Exercise instructions -
Write out the whole listing again, exactly.

Dataset rows -
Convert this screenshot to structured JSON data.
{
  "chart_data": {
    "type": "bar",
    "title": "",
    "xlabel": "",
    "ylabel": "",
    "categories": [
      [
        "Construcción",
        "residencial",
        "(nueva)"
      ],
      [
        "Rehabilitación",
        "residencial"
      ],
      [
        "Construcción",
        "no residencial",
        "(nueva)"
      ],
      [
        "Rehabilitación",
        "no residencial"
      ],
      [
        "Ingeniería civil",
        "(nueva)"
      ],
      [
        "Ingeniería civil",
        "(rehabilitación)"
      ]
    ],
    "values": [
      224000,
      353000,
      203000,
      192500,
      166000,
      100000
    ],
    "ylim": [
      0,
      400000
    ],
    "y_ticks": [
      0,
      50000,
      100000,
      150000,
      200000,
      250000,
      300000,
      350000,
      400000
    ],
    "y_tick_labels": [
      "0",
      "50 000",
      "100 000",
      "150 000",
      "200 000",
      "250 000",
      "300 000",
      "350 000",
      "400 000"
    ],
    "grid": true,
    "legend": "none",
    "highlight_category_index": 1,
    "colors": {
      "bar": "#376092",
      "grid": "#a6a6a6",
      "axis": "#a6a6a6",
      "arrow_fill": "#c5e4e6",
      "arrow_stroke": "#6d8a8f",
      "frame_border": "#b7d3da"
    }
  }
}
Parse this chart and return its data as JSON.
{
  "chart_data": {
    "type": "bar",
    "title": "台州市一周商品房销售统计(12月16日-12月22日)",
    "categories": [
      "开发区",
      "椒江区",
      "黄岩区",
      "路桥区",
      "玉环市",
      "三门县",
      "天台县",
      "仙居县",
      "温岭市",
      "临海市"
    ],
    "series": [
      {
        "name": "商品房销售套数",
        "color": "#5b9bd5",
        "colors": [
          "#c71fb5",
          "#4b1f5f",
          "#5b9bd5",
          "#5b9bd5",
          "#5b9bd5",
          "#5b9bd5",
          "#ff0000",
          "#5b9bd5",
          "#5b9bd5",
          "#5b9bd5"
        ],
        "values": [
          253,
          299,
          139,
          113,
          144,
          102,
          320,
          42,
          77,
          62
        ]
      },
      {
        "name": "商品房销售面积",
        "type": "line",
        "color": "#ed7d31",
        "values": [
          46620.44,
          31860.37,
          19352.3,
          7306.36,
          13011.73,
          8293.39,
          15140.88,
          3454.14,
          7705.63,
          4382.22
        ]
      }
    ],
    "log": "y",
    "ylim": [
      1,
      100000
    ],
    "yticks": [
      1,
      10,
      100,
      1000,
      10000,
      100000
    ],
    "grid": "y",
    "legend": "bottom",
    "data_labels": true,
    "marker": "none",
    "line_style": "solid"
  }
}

Solution -
Convert this screenshot to structured JSON data.
{
  "chart_data": {
    "type": "bar",
    "title": "",
    "xlabel": "",
    "ylabel": "",
    "categories": [
      [
        "Construcción",
        "residencial",
        "(nueva)"
      ],
      [
        "Rehabilitación",
        "residencial"
      ],
      [
        "Construcción",
        "no residencial",
        "(nueva)"
      ],
      [
        "Rehabilitación",
        "no residencial"
      ],
      [
        "Ingeniería civil",
        "(nueva)"
      ],
      [
        "Ingeniería civil",
        "(rehabilitación)"
      ]
    ],
    "values": [
      224000,
      353000,
      203000,
      192500,
      166000,
      100000
    ],
    "ylim": [
      0,
      400000
    ],
    "y_ticks": [
      0,
      50000,
      100000,
      150000,
      200000,
      250000,
      300000,
      350000,
      400000
    ],
    "y_tick_labels": [
      "0",
      "50 000",
      "100 000",
      "150 000",
      "200 000",
      "250 000",
      "300 000",
      "350 000",
      "400 000"
    ],
    "grid": true,
    "legend": "none",
    "highlight_category_index": 1,
    "colors": {
      "bar": "#376092",
      "grid": "#a6a6a6",
      "axis": "#a6a6a6",
      "arrow_fill": "#c5e4e6",
      "arrow_stroke": "#6d8a8f",
      "frame_border": "#b7d3da"
    }
  }
}
Parse this chart and return its data as JSON.
{
  "chart_data": {
    "type": "bar",
    "title": "台州市一周商品房销售统计(12月16日-12月22日)",
    "categories": [
      "开发区",
      "椒江区",
      "黄岩区",
      "路桥区",
      "玉环市",
      "三门县",
      "天台县",
      "仙居县",
      "温岭市",
      "临海市"
    ],
    "series": [
      {
        "name": "商品房销售套数",
        "color": "#5b9bd5",
        "colors": [
          "#c71fb5",
          "#4b1f5f",
          "#5b9bd5",
          "#5b9bd5",
          "#5b9bd5",
          "#5b9bd5",
          "#ff0000",
          "#5b9bd5",
          "#5b9bd5",
          "#5b9bd5"
        ],
        "values": [
          253,
          299,
          139,
          113,
          144,
          102,
          320,
          42,
          77,
          62
        ]
      },
      {
        "name": "商品房销售面积",
        "type": "line",
        "color": "#ed7d31",
        "values": [
          46620.44,
          31860.37,
          19352.3,
          7306.36,
          13011.73,
          8293.39,
          15140.88,
          3454.14,
          7705.63,
          4382.22
        ]
      }
    ],
    "log": "y",
    "ylim": [
      1,
      100000
    ],
    "yticks": [
      1,
      10,
      100,
      1000,
      10000,
      100000
    ],
    "grid": "y",
    "legend": "bottom",
    "data_labels": true,
    "marker": "none",
    "line_style": "solid"
  }
}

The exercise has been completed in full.